焼山寺参り、それは、歩き遍路にとっては有名な難関の一つ。
焼山寺はお遍路さんが転がるほどの険しい道のりが続くことで有名な「遍路ころがし」と言われる場所。

噂によると、歩き遍路を志した人の約50%がここで諦めるらしい。

藤井寺〜焼山寺までは約6時間、時間がかかる人で8時間弱。
と、これはあくまで平均の数字。
私は成人男性と比べれば一歩も小さいしなぁ…。

全員食堂に集合して食べる夕飯の時、
様子を見たけど、他のお遍路さんはほとんど50〜60代の男性。ご夫婦が一組と、若い女性が私以外にも一人。

前日の藤井寺で食事が一緒になった、歩き遍路は7回目だというおじさまは、「焼山寺?5時間でつくよ、宿は16時には着くんじゃない?」と余裕そう。
そんなわけあるか〜〜〜い!!!

時に参考にならないベテラン遍路さんのアドバイス。

しかも、宿は焼山寺からさらに先…。
17時を超えそうなら伝えてね!と予約時の一言。うーん、自信ないなぁ…。
ゆうにこの日は徒歩移動時間9時間を超えるかもしれない…!

と、まあとにかく心配な気持ちで迎えた朝。
心配で朝ごはんも喉を通ら……ないというわけでもなく。

美味しい朝ごはんはもちろん見事に完食


いざゆかん、焼山寺!!

藤井寺境内にある焼山寺の入り口。
焼山寺みち、との案内。


ベテランお遍路さんに言われた、「16時には宿に着くよ」が気になって仕方ないらむち。

スタートダッシュを早歩きしすぎて、早々にゼェハァ…………。
おかしいなぁ、田舎育ちで高校の遠足で山登りは毎年してたのに。
山が、というより飛ばし過ぎました。
改めて、少し休憩しつつ、息を整えました。過呼吸寸前だった。皆さんもペース気をつけて…。

よく考えてみたら、別に宿は焼山寺超えの客が遅れるのなんて想定内だし、焦る必要なんて無い。変な負けず嫌いが出ちゃったようで。

通過地点を表す目印
1/6なのにゼェハァでした


ペース整えて歩いていくと、見慣れたお二人が。なんと、昨日の宿でお会いしたご夫婦でした。
そう、四国遍路の宿って、行き先も活動時間も似ている人たち。会う確率ってそこそこ高い。
旦那さんの方はお遍路何回目かで、奥さまは初めて。
きっと奥さまと私のペースが似てるんだろうな、この後も休憩中に追い越したり、逆に追い抜かれたりしながら何度も会うことになるのでした。

それにしても焼山寺道、アップとダウンの繰り返し。道というには少々無理のある崖寸前の場所すらある。
弘法大師が通ったみちをそのまま残してあるのだそう。
わらじと僧衣でこの道を渡った弘法大師は本当に偉大…それに続いた信徒の熱意も並々ならぬものです。

山道を進む。眺めはたいしたもの。

宿の人の教えによると、2時間〜2時間半くらいで折り返しの「柳水庵」に到着していればいいペース、とのこと。

★ ★ ★

» 課題一覧
1. 焼山寺参りの文章で、宿の人が「いいペース」としているのは、折り返しの「柳水庵」に何時間くらいで着いている場合か。
2. 焼山寺参りの文章のうち、「旦那さんの方はお遍路何回目かで、奥さまは初めて。」で始まり「弘法大師が通ったみちをそのまま残してあるのだそう。」までの部分を、一字も変えずに書き出しなさい。
次に示す行は参照しなくてよい。

» 与えられた情報
★ ★ ★

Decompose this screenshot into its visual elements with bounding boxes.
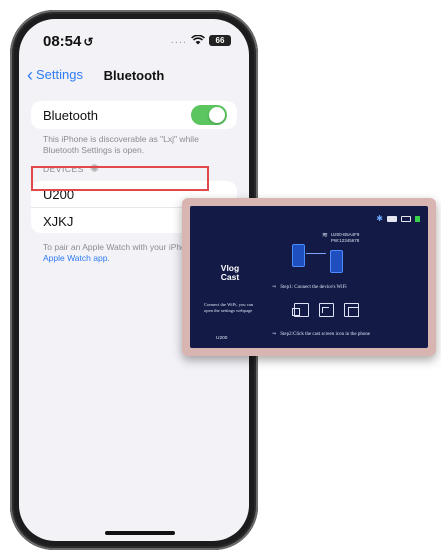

★ ★ ★

» 課題ごとの解答
1. 2時間〜2時間半くらいで着いている場合。

2.
旦那さんの方はお遍路何回目かで、奥さまは初めて。
きっと奥さまと私のペースが似てるんだろうな、この後も休憩中に追い越したり、逆に追い抜かれたりしながら何度も会うことになるのでした。

それにしても焼山寺道、アップとダウンの繰り返し。道というには少々無理のある崖寸前の場所すらある。
弘法大師が通ったみちをそのまま残してあるのだそう。